__Instruction__
Pictures are not part of the copy; repeat everything else in the records exactly.

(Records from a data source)
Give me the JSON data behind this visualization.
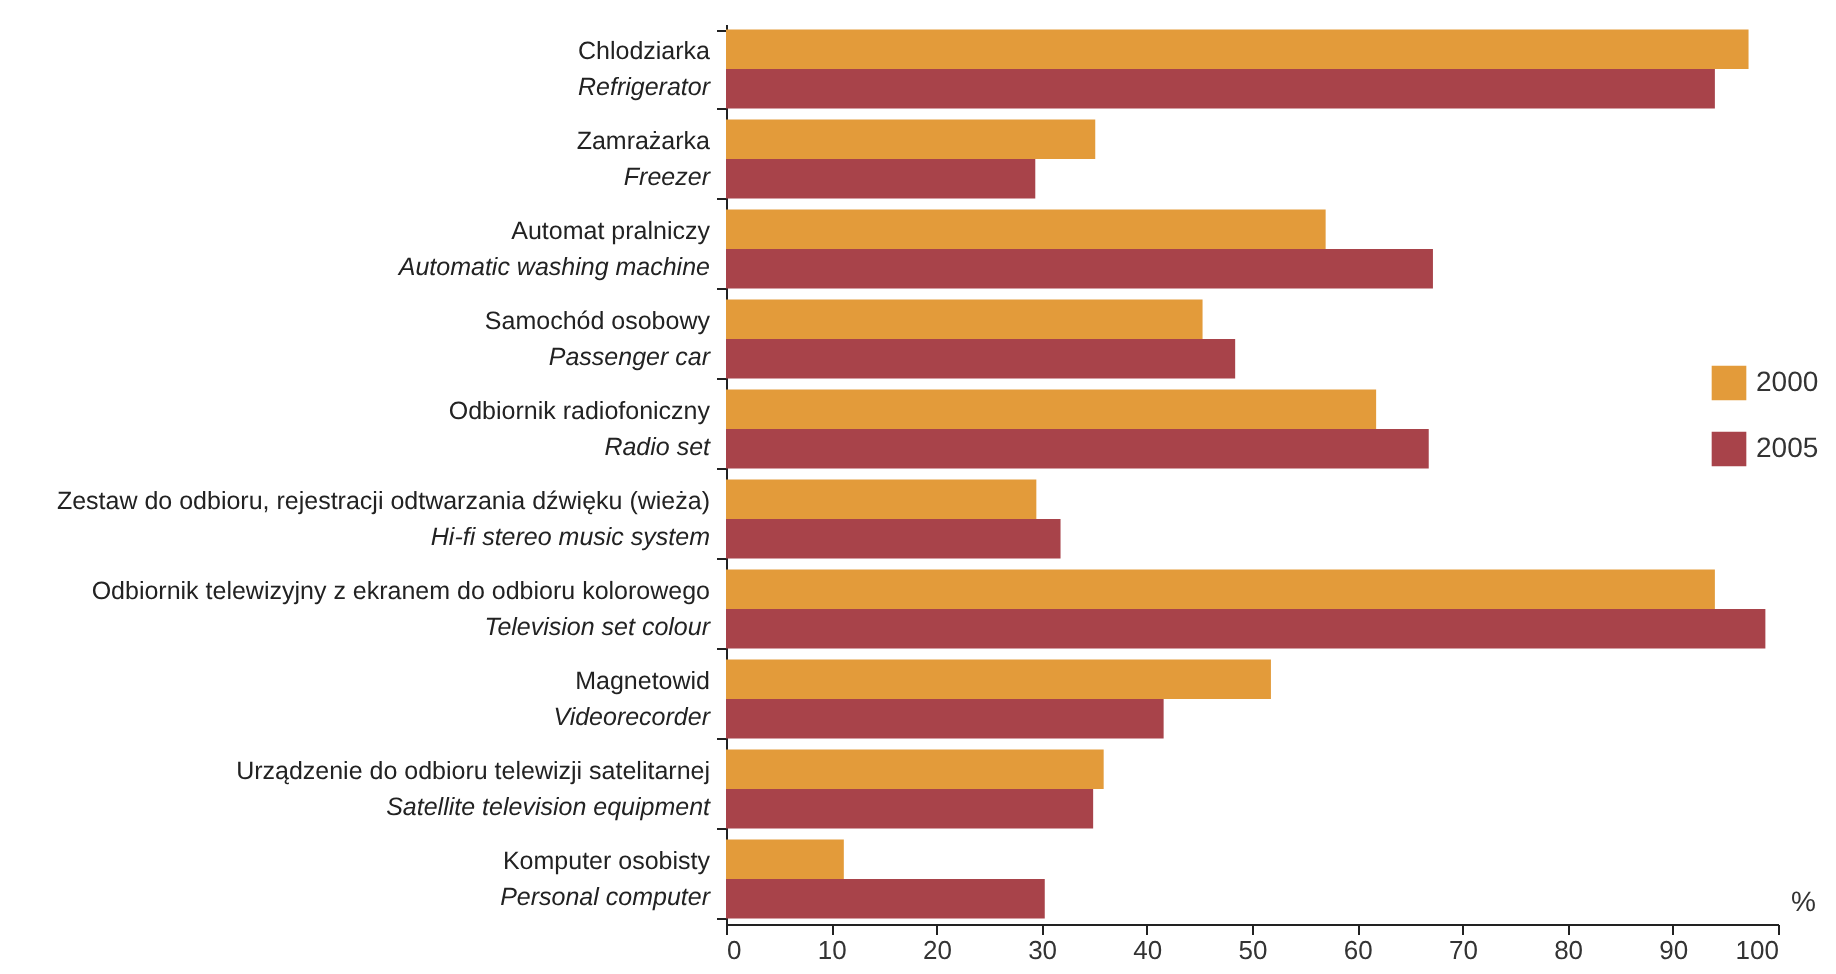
{
  "chart_data": {
    "type": "bar",
    "orientation": "horizontal",
    "xlabel": "%",
    "categories": [
      "Chlodziarka\nRefrigerator",
      "Zamrażarka\nFreezer",
      "Automat pralniczy\nAutomatic washing machine",
      "Samochód osobowy\nPassenger car",
      "Odbiornik radiofoniczny\nRadio set",
      "Zestaw do odbioru, rejestracji odtwarzania dźwięku (wieża)\nHi-fi stereo music system",
      "Odbiornik telewizyjny z ekranem do odbioru kolorowego\nTelevision set colour",
      "Magnetowid\nVideorecorder",
      "Urządzenie do odbioru telewizji satelitarnej\nSatellite television equipment",
      "Komputer osobisty\nPersonal computer"
    ],
    "series": [
      {
        "name": "2000",
        "color": "#e39b3a",
        "values": [
          97.2,
          35.1,
          57.0,
          45.3,
          61.8,
          29.5,
          94.0,
          51.8,
          35.9,
          11.2
        ]
      },
      {
        "name": "2005",
        "color": "#a8434a",
        "values": [
          94.0,
          29.4,
          67.2,
          48.4,
          66.8,
          31.8,
          98.8,
          41.6,
          34.9,
          30.3
        ]
      }
    ],
    "xlim": [
      0,
      100
    ],
    "xticks": [
      0,
      10,
      20,
      30,
      40,
      50,
      60,
      70,
      80,
      90,
      100
    ],
    "grid": false,
    "legend": "right"
  }
}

__Task output__
Give me the JSON data behind this visualization.
{
  "chart_data": {
    "type": "bar",
    "orientation": "horizontal",
    "xlabel": "%",
    "categories": [
      "Chlodziarka\nRefrigerator",
      "Zamrażarka\nFreezer",
      "Automat pralniczy\nAutomatic washing machine",
      "Samochód osobowy\nPassenger car",
      "Odbiornik radiofoniczny\nRadio set",
      "Zestaw do odbioru, rejestracji odtwarzania dźwięku (wieża)\nHi-fi stereo music system",
      "Odbiornik telewizyjny z ekranem do odbioru kolorowego\nTelevision set colour",
      "Magnetowid\nVideorecorder",
      "Urządzenie do odbioru telewizji satelitarnej\nSatellite television equipment",
      "Komputer osobisty\nPersonal computer"
    ],
    "series": [
      {
        "name": "2000",
        "color": "#e39b3a",
        "values": [
          97.2,
          35.1,
          57.0,
          45.3,
          61.8,
          29.5,
          94.0,
          51.8,
          35.9,
          11.2
        ]
      },
      {
        "name": "2005",
        "color": "#a8434a",
        "values": [
          94.0,
          29.4,
          67.2,
          48.4,
          66.8,
          31.8,
          98.8,
          41.6,
          34.9,
          30.3
        ]
      }
    ],
    "xlim": [
      0,
      100
    ],
    "xticks": [
      0,
      10,
      20,
      30,
      40,
      50,
      60,
      70,
      80,
      90,
      100
    ],
    "grid": false,
    "legend": "right"
  }
}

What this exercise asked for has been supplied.